* BEGIN *
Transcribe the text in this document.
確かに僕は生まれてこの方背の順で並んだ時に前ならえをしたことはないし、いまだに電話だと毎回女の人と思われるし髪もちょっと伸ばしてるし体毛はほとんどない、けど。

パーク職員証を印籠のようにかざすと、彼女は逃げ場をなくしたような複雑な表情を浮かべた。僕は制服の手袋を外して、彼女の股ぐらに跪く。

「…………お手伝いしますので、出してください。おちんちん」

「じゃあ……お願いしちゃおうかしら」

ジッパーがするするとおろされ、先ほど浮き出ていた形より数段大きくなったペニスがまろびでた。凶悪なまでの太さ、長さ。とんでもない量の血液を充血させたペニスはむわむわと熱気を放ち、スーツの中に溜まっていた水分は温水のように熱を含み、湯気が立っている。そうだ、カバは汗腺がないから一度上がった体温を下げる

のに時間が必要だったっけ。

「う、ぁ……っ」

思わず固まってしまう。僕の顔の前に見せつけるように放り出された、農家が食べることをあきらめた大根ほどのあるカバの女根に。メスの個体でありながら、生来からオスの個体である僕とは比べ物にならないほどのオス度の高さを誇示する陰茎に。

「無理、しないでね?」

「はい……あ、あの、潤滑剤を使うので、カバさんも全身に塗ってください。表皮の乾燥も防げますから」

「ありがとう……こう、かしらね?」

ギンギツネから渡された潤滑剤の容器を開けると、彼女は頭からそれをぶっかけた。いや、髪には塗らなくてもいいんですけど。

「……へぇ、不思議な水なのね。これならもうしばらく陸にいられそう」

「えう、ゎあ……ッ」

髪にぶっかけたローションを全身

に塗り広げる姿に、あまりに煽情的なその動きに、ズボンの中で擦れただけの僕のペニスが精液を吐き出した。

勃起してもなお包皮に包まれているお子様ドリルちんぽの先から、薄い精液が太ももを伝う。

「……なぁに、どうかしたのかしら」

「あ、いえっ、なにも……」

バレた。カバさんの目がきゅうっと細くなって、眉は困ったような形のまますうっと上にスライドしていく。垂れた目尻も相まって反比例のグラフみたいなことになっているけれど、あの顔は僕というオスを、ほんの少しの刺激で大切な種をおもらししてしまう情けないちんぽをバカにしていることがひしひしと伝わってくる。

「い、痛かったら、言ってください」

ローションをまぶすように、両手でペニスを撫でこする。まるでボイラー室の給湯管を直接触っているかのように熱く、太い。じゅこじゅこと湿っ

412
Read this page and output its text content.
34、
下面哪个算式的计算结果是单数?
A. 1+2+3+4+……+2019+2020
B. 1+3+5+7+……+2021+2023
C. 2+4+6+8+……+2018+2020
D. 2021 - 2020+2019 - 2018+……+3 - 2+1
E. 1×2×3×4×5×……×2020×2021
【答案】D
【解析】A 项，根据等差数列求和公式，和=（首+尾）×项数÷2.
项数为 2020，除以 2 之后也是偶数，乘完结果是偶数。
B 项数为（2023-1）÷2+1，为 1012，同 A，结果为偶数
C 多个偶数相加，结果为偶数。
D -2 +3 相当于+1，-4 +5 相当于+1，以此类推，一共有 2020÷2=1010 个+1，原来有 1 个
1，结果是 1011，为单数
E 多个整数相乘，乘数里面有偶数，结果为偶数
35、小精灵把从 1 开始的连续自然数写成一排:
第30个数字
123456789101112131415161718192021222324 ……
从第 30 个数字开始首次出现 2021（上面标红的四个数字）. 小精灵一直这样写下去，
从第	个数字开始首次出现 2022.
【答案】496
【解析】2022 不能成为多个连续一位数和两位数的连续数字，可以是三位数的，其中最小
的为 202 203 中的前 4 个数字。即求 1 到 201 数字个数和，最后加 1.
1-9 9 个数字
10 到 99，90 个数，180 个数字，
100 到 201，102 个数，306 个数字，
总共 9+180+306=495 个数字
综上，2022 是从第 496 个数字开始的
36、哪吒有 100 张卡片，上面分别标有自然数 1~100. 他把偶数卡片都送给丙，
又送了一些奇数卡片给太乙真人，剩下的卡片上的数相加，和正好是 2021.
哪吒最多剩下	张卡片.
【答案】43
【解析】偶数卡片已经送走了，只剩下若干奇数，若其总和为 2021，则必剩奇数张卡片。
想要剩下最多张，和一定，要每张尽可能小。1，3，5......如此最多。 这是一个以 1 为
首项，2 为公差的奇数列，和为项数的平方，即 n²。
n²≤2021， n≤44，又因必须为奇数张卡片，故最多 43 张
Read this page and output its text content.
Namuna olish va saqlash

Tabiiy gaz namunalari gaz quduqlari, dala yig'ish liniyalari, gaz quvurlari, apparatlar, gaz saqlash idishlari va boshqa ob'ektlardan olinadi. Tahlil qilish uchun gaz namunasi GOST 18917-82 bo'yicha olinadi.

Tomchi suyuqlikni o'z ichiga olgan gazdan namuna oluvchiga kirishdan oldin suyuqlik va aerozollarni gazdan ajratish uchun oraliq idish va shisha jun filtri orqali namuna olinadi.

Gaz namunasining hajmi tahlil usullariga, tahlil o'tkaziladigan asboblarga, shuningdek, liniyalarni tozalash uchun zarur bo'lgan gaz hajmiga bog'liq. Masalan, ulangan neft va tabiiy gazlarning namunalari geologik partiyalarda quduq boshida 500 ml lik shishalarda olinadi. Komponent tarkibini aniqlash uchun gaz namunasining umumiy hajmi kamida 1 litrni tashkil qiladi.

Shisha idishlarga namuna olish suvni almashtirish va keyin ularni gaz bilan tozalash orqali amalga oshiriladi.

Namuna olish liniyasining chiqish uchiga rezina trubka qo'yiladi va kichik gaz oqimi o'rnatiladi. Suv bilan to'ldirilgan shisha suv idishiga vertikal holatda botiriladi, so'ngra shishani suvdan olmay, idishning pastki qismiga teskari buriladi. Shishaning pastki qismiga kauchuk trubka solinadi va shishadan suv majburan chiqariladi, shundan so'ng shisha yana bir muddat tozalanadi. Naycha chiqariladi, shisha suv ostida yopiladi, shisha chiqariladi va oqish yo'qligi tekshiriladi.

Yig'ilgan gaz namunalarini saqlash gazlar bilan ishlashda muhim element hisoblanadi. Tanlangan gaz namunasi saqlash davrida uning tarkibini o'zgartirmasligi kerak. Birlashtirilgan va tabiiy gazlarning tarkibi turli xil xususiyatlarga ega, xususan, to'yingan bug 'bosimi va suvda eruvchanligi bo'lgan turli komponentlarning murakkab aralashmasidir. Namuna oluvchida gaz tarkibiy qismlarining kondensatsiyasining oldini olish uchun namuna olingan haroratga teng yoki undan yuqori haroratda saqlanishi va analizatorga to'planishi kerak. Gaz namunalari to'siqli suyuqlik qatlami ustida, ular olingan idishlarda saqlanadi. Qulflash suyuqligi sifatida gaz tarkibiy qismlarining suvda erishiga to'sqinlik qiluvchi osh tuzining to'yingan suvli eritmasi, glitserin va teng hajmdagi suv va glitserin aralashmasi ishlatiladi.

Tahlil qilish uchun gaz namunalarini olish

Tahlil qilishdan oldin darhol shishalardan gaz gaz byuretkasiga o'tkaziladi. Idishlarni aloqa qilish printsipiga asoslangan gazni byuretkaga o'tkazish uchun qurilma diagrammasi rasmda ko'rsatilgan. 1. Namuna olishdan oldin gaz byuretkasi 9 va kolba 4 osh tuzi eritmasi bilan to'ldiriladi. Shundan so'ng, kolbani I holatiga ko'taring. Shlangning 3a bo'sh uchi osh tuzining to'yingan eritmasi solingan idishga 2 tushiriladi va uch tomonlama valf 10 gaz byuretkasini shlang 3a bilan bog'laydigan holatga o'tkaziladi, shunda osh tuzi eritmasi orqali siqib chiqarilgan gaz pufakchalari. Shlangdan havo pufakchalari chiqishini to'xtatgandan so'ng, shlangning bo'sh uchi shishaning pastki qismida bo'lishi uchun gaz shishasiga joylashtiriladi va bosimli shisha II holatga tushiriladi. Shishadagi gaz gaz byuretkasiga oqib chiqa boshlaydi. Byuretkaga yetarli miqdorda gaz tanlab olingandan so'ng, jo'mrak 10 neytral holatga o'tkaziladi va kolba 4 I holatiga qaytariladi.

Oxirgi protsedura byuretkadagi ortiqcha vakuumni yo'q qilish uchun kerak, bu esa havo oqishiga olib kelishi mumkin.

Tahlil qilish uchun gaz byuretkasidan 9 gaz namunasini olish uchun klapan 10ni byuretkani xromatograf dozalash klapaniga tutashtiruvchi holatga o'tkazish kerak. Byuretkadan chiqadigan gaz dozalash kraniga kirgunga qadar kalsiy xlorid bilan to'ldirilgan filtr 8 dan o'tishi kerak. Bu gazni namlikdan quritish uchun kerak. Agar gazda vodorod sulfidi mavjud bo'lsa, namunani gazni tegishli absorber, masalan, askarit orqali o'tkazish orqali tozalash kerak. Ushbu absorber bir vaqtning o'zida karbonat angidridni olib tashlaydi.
* END *
What you should do> Using the material above, state how many lines include the string "个数字开始首次出现". Answer with a single number.

Output for this task> 2